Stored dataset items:
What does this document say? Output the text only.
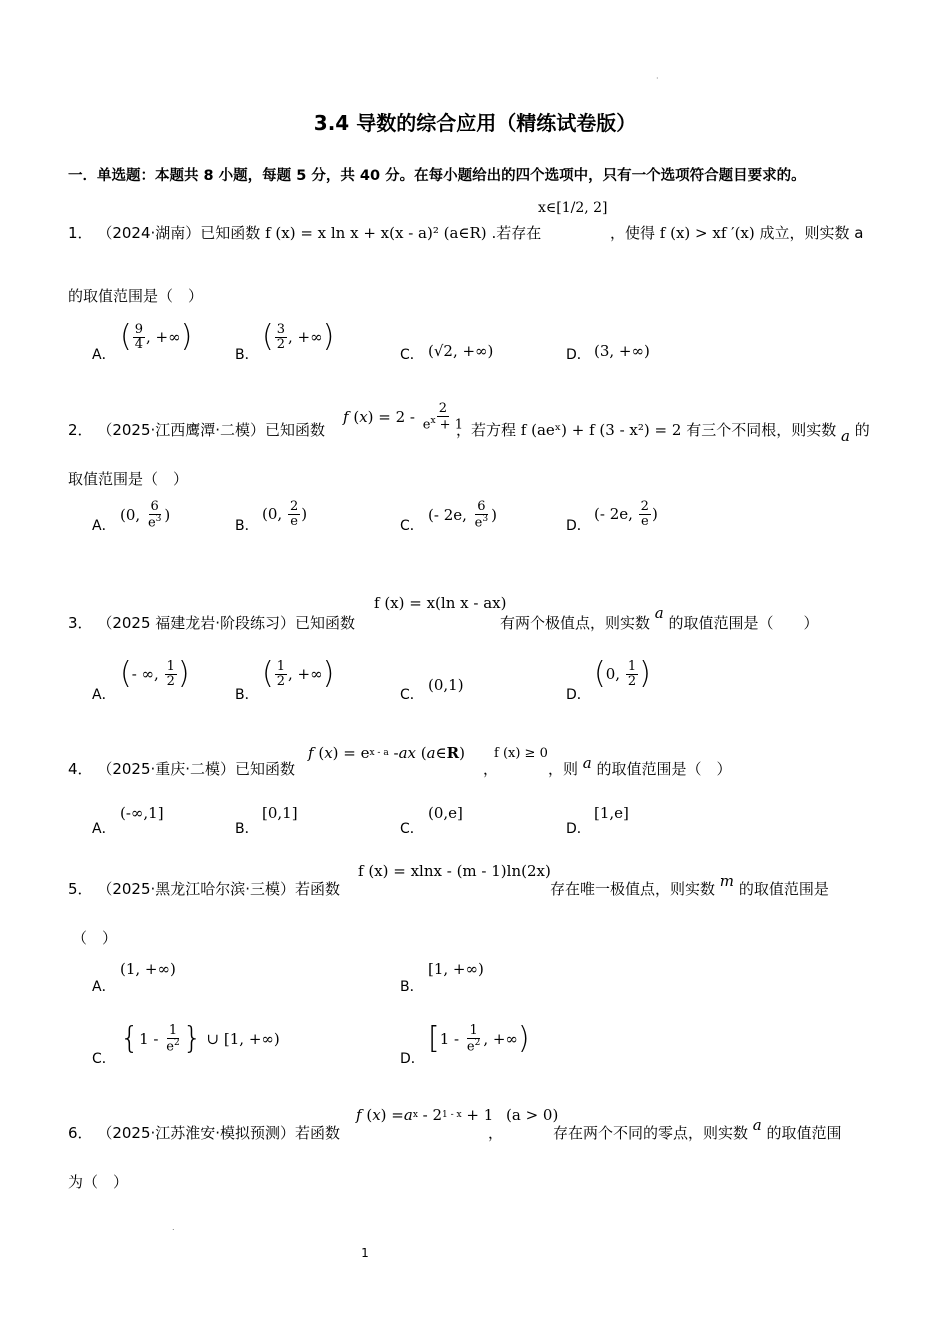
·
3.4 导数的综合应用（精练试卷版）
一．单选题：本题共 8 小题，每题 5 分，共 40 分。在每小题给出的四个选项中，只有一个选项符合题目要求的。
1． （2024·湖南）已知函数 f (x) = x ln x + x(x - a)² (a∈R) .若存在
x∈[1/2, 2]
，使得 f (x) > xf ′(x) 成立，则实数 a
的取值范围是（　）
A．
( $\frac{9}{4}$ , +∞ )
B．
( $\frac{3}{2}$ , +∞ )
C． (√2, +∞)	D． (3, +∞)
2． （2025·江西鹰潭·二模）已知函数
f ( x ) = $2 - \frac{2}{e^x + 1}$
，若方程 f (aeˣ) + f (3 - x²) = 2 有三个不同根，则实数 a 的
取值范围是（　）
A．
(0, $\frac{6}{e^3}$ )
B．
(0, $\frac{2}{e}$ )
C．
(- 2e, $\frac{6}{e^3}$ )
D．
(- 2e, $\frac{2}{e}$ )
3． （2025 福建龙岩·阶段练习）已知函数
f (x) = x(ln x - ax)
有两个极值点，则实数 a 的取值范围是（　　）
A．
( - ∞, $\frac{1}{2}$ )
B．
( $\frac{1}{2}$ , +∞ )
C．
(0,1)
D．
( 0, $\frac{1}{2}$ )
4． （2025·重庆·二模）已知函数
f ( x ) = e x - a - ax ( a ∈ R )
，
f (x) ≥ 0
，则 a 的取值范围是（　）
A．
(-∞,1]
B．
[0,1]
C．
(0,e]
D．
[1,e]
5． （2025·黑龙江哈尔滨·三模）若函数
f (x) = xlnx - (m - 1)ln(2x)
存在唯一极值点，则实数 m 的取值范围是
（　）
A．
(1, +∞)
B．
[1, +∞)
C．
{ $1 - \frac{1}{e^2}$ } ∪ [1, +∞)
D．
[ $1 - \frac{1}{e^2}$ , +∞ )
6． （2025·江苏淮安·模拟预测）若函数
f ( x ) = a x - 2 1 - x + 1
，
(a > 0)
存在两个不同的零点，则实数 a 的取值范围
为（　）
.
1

**Job**
Copy each line of the data that contains the word "的取值范围是".

**Result for this task**
的取值范围是（　）
有两个极值点，则实数 a 的取值范围是（　　）
，则 a 的取值范围是（　）
存在唯一极值点，则实数 m 的取值范围是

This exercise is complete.